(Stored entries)
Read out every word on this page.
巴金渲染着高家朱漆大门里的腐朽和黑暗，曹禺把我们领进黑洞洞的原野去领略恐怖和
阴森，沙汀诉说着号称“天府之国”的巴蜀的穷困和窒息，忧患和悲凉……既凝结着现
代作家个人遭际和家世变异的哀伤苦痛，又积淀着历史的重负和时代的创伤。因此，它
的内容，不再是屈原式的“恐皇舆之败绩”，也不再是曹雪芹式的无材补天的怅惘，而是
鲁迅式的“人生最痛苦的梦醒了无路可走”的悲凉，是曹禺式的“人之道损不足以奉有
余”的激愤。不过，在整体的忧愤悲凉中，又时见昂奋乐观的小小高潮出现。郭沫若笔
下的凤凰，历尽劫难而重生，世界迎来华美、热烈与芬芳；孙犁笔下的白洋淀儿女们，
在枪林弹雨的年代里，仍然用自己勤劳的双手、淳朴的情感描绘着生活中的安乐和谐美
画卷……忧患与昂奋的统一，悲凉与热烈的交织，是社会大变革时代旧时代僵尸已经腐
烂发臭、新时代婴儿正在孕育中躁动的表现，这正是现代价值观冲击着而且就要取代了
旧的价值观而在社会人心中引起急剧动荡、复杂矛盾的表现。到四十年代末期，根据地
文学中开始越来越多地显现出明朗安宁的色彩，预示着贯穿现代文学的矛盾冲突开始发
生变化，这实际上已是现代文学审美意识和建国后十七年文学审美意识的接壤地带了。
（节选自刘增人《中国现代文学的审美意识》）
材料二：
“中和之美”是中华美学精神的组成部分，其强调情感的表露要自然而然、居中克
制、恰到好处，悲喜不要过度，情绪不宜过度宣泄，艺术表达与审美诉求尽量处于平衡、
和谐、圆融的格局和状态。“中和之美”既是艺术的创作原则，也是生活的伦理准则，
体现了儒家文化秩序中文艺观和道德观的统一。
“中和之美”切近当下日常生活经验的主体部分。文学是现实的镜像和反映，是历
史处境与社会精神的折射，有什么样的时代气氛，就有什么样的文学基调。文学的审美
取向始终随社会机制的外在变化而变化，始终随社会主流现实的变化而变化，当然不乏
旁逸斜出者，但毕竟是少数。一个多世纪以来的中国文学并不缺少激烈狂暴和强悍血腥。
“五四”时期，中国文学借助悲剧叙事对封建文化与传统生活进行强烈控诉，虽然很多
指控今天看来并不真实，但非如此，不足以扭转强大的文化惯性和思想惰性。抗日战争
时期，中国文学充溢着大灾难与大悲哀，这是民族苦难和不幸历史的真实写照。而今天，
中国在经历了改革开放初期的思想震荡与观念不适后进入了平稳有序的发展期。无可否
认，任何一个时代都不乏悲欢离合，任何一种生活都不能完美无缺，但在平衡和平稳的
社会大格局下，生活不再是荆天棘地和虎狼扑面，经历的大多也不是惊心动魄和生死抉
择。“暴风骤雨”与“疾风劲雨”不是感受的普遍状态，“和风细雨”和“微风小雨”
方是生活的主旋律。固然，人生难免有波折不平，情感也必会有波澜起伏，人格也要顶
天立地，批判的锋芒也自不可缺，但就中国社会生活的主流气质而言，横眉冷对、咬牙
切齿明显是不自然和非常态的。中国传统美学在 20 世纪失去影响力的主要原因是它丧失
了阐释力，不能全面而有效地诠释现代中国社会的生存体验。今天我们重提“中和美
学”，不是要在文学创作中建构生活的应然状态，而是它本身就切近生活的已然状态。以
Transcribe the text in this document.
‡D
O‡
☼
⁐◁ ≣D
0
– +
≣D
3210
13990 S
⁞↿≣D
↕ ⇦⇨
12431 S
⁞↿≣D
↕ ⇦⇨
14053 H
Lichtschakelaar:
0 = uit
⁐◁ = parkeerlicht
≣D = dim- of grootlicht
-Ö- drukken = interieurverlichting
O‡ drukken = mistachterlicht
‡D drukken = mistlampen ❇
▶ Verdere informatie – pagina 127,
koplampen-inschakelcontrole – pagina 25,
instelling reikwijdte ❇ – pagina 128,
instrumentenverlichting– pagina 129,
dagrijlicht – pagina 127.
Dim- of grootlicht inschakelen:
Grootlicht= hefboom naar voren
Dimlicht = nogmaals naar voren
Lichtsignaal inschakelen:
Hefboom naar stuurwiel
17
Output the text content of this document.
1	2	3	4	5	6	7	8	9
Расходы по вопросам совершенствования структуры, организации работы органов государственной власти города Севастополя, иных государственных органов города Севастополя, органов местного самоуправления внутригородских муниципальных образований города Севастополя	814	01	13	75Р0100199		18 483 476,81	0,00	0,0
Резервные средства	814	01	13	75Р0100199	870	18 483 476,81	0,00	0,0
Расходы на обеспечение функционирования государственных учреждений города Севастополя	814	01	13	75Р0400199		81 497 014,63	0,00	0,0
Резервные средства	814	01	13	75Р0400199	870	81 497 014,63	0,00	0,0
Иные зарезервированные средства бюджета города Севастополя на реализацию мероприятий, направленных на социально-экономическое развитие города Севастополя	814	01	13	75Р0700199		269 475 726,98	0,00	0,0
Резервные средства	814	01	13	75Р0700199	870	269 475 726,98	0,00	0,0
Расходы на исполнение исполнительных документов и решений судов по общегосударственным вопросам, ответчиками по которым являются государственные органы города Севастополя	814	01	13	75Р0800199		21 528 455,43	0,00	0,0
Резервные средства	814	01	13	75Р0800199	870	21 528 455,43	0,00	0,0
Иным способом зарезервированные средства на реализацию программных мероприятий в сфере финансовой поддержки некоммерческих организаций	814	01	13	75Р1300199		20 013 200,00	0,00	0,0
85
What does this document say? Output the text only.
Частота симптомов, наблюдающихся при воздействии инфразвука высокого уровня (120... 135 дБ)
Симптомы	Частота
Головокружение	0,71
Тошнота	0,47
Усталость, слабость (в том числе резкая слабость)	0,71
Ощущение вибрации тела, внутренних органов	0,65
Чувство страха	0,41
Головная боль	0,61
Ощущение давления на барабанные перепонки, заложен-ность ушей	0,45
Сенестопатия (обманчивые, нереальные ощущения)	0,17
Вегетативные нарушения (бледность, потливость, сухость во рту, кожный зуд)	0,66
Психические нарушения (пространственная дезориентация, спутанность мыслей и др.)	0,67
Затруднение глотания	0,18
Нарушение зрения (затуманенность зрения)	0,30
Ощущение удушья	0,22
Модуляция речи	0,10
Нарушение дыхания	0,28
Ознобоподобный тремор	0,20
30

**Instructions for the task**. Read the entries and pick out all lines that include the word "naar".

**Complete output**.
Grootlicht= hefboom naar voren
Dimlicht = nogmaals naar voren
Hefboom naar stuurwiel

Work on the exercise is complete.